Short exercise
Will you transcribe the entries that follow, exactly and in full?
____________________
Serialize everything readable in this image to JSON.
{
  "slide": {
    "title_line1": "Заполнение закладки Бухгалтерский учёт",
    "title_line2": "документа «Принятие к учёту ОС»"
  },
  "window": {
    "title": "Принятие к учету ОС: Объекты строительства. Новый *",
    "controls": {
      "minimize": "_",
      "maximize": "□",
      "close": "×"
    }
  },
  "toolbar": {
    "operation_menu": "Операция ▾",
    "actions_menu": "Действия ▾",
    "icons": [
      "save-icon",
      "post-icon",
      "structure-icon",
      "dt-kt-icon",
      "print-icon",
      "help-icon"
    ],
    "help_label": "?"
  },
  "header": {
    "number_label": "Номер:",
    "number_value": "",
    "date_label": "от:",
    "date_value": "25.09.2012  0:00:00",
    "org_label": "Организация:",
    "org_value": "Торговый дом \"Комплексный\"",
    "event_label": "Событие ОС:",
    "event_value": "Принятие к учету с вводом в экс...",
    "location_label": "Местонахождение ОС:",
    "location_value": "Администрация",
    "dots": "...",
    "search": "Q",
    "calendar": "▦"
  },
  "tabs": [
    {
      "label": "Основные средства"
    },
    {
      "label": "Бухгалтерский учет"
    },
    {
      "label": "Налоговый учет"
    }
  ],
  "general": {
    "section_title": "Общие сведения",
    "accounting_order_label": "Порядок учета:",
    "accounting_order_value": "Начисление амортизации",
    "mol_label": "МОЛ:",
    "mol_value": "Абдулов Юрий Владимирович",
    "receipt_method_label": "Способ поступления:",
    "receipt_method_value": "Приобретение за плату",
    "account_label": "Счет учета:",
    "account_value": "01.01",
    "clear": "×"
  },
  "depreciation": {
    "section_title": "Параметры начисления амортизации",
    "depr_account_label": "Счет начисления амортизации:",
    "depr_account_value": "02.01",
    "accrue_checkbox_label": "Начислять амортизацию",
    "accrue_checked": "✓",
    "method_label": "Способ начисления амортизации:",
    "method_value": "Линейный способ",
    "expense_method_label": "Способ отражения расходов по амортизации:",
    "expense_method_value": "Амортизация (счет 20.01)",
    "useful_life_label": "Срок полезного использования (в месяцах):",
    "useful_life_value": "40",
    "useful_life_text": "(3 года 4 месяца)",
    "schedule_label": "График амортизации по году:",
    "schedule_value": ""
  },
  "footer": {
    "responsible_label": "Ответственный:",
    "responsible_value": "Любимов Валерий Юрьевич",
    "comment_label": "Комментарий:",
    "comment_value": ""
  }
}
____________________
Exercise answer
Serialize everything readable in this image to JSON.
{
  "slide": {
    "title_line1": "Заполнение закладки Бухгалтерский учёт",
    "title_line2": "документа «Принятие к учёту ОС»"
  },
  "window": {
    "title": "Принятие к учету ОС: Объекты строительства. Новый *",
    "controls": {
      "minimize": "_",
      "maximize": "□",
      "close": "×"
    }
  },
  "toolbar": {
    "operation_menu": "Операция ▾",
    "actions_menu": "Действия ▾",
    "icons": [
      "save-icon",
      "post-icon",
      "structure-icon",
      "dt-kt-icon",
      "print-icon",
      "help-icon"
    ],
    "help_label": "?"
  },
  "header": {
    "number_label": "Номер:",
    "number_value": "",
    "date_label": "от:",
    "date_value": "25.09.2012  0:00:00",
    "org_label": "Организация:",
    "org_value": "Торговый дом \"Комплексный\"",
    "event_label": "Событие ОС:",
    "event_value": "Принятие к учету с вводом в экс...",
    "location_label": "Местонахождение ОС:",
    "location_value": "Администрация",
    "dots": "...",
    "search": "Q",
    "calendar": "▦"
  },
  "tabs": [
    {
      "label": "Основные средства"
    },
    {
      "label": "Бухгалтерский учет"
    },
    {
      "label": "Налоговый учет"
    }
  ],
  "general": {
    "section_title": "Общие сведения",
    "accounting_order_label": "Порядок учета:",
    "accounting_order_value": "Начисление амортизации",
    "mol_label": "МОЛ:",
    "mol_value": "Абдулов Юрий Владимирович",
    "receipt_method_label": "Способ поступления:",
    "receipt_method_value": "Приобретение за плату",
    "account_label": "Счет учета:",
    "account_value": "01.01",
    "clear": "×"
  },
  "depreciation": {
    "section_title": "Параметры начисления амортизации",
    "depr_account_label": "Счет начисления амортизации:",
    "depr_account_value": "02.01",
    "accrue_checkbox_label": "Начислять амортизацию",
    "accrue_checked": "✓",
    "method_label": "Способ начисления амортизации:",
    "method_value": "Линейный способ",
    "expense_method_label": "Способ отражения расходов по амортизации:",
    "expense_method_value": "Амортизация (счет 20.01)",
    "useful_life_label": "Срок полезного использования (в месяцах):",
    "useful_life_value": "40",
    "useful_life_text": "(3 года 4 месяца)",
    "schedule_label": "График амортизации по году:",
    "schedule_value": ""
  },
  "footer": {
    "responsible_label": "Ответственный:",
    "responsible_value": "Любимов Валерий Юрьевич",
    "comment_label": "Комментарий:",
    "comment_value": ""
  }
}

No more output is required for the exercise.